--- PROBLEM SET ---
• A. Answer each question from the Fuse Mental Health privacy notice below, and mark your answers (i), (ii) and (iii) to match:
(i) In an emergency, what does the patient agree to do?
(ii) Who is named as the Privacy Officer?
(iii) Where will revised notices be made available?
• B. Carry on the Fuse Mental Health privacy notice below, starting after its last sentence.

--- DOCUMENT SEGMENT ---
---*---
By signing this document, you consent to being contacted by Fuse Mental Health at the telephone number(s) and email address(es) you provide, including via phone call, voicemail, text message (SMS), and email.
You authorize Fuse Mental Health to leave voicemail messages at the phone number(s) you provide, including messages that may identify the practice and the nature of the communication, such as appointment reminders, unless you request otherwise. You understand that text messaging and standard email are not secure methods of communication and may involve some risk to the confidentiality of your information. You agree to accept these risks if you choose to communicate via these methods.
You agree not to use text messaging or email for urgent or emergency matters. Fuse Mental Health does not guarantee immediate response to electronic communications. In the event of an emergency, you agree to call 911 or go to the nearest emergency department. You understand that message and data rates may apply depending on your mobile carrier and plan. You may request limitations or opt out of certain forms of communication at any time by notifying Fuse Mental Health in writing. Fuse Mental Health will make reasonable efforts to accommodate your preferences; however, certain communications may still be necessary for treatment, payment, or healthcare operations.
YOUR RIGHTS REGARDING PROTECTED HEALTH INFORMATION
You have the right to request restrictions, confidential communications, access to records, amendments, and an accounting of disclosures. You have the right to file a complaint without retaliation. Complaints or questions regarding privacy practices may be directed to:
Dr. William Portman, MD
Privacy Officer, Fuse Mental Health
(650) 275-2585
support@fusementalhealth.com
You may also file a complaint with the U.S. Department of Health and Human Services. Fuse Mental Health will not retaliate against you for filing a complaint. Fuse Mental Health reserves the right to revise this Notice. Revised notices will apply to all protected health information maintained and will be made available upon request and on the practice website.
---*---
--- THE DATA ---
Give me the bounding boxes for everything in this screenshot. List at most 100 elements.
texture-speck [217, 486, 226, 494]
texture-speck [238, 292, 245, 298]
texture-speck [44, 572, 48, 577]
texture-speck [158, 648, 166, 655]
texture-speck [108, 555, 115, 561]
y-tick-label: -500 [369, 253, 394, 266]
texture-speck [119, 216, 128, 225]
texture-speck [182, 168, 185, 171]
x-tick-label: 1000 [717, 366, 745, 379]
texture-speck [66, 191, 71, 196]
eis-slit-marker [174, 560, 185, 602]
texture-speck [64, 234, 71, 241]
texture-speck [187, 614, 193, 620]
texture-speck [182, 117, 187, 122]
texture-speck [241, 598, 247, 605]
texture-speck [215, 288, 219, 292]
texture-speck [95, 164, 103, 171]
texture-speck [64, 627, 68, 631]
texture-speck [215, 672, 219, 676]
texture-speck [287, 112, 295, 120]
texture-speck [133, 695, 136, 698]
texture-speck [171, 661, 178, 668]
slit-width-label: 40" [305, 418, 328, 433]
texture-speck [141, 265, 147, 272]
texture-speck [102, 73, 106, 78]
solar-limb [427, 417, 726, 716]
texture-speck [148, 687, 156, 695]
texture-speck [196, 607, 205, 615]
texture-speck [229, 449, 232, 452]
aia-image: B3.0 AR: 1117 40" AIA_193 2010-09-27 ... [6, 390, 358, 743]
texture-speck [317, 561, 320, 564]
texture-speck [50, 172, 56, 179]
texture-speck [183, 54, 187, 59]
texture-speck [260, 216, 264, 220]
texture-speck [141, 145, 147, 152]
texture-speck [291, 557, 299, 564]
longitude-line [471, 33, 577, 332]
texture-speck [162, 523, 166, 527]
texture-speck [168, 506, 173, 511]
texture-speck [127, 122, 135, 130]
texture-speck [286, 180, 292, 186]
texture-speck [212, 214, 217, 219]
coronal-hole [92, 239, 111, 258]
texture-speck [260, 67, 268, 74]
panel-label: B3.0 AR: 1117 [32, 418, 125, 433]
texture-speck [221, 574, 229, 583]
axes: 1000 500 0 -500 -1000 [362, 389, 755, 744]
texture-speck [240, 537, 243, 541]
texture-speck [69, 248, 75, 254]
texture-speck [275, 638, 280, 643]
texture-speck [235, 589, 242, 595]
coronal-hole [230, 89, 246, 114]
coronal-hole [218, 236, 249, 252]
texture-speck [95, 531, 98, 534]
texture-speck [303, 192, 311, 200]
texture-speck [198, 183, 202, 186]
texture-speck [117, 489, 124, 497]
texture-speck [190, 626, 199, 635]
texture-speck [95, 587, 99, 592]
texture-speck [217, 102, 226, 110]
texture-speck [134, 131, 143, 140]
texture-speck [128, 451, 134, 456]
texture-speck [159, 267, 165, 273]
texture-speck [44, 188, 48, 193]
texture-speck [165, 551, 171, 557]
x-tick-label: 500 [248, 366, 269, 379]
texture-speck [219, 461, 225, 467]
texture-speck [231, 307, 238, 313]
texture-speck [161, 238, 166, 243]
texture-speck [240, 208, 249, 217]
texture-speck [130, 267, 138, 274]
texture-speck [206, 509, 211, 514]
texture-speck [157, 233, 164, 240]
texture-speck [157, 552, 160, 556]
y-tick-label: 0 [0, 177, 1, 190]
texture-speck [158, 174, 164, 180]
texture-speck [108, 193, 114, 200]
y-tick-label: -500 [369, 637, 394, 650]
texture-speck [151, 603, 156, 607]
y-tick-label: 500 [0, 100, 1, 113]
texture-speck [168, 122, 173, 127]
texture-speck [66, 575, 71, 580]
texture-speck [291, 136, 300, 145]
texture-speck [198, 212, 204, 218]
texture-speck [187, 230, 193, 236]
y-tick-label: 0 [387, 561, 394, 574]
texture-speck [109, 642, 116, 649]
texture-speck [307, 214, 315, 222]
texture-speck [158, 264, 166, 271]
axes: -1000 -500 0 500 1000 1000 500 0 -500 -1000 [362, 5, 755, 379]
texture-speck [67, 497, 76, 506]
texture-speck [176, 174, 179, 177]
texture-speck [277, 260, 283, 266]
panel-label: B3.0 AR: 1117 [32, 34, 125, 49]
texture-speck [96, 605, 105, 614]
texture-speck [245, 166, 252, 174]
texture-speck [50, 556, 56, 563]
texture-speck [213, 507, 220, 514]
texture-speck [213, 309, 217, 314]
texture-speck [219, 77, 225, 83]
---*---
--- OUTPUTS FOR THE TASKS ---
• A.
(i) Call 911 or go to the nearest emergency department.
(ii) Dr. William Portman, MD.
(iii) Upon request and on the practice website.

• B.
INFORMED CONSENT AND PATIENT RIGHTS
You have the right to make informed decisions regarding your care, including understanding the nature of proposed treatments, risks, benefits, alternatives, and the option to refuse or withdraw consent. You have the right to participate in treatment decisions and to be treated with dignity and respect. A signed copy of this consent will be maintained in your clinical record, and a copy will be made available to you upon request. You may refuse or withdraw consent to nonemergency treatment at any time. If consent is withdrawn, Fuse Mental Health will discuss appropriate alternatives and potential consequences of discontinuing treatment.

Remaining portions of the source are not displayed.